▶ _Set problem_: Here are some records; return them all exactly.

▶ _Supplied material_:
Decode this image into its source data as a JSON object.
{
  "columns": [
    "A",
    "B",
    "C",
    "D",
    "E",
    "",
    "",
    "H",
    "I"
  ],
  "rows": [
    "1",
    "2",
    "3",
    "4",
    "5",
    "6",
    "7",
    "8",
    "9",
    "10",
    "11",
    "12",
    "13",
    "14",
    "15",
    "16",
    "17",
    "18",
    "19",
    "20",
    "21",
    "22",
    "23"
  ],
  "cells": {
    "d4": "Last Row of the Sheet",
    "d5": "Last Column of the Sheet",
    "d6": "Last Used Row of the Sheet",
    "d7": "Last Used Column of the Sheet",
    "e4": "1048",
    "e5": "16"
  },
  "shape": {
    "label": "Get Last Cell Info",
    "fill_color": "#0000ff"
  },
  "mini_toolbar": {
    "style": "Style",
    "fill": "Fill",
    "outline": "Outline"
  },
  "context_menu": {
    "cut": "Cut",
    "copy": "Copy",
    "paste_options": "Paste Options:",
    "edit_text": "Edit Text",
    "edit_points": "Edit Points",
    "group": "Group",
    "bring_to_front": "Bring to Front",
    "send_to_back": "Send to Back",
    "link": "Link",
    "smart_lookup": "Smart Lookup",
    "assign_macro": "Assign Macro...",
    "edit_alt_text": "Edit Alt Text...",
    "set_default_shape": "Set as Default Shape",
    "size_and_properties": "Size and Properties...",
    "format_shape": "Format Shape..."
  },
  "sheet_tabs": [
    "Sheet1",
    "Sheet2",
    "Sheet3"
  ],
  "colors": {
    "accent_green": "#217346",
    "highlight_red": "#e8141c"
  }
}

▶ _Output of the task_:
Decode this image into its source data as a JSON object.
{
  "columns": [
    "A",
    "B",
    "C",
    "D",
    "E",
    "",
    "",
    "H",
    "I"
  ],
  "rows": [
    "1",
    "2",
    "3",
    "4",
    "5",
    "6",
    "7",
    "8",
    "9",
    "10",
    "11",
    "12",
    "13",
    "14",
    "15",
    "16",
    "17",
    "18",
    "19",
    "20",
    "21",
    "22",
    "23"
  ],
  "cells": {
    "d4": "Last Row of the Sheet",
    "d5": "Last Column of the Sheet",
    "d6": "Last Used Row of the Sheet",
    "d7": "Last Used Column of the Sheet",
    "e4": "1048",
    "e5": "16"
  },
  "shape": {
    "label": "Get Last Cell Info",
    "fill_color": "#0000ff"
  },
  "mini_toolbar": {
    "style": "Style",
    "fill": "Fill",
    "outline": "Outline"
  },
  "context_menu": {
    "cut": "Cut",
    "copy": "Copy",
    "paste_options": "Paste Options:",
    "edit_text": "Edit Text",
    "edit_points": "Edit Points",
    "group": "Group",
    "bring_to_front": "Bring to Front",
    "send_to_back": "Send to Back",
    "link": "Link",
    "smart_lookup": "Smart Lookup",
    "assign_macro": "Assign Macro...",
    "edit_alt_text": "Edit Alt Text...",
    "set_default_shape": "Set as Default Shape",
    "size_and_properties": "Size and Properties...",
    "format_shape": "Format Shape..."
  },
  "sheet_tabs": [
    "Sheet1",
    "Sheet2",
    "Sheet3"
  ],
  "colors": {
    "accent_green": "#217346",
    "highlight_red": "#e8141c"
  }
}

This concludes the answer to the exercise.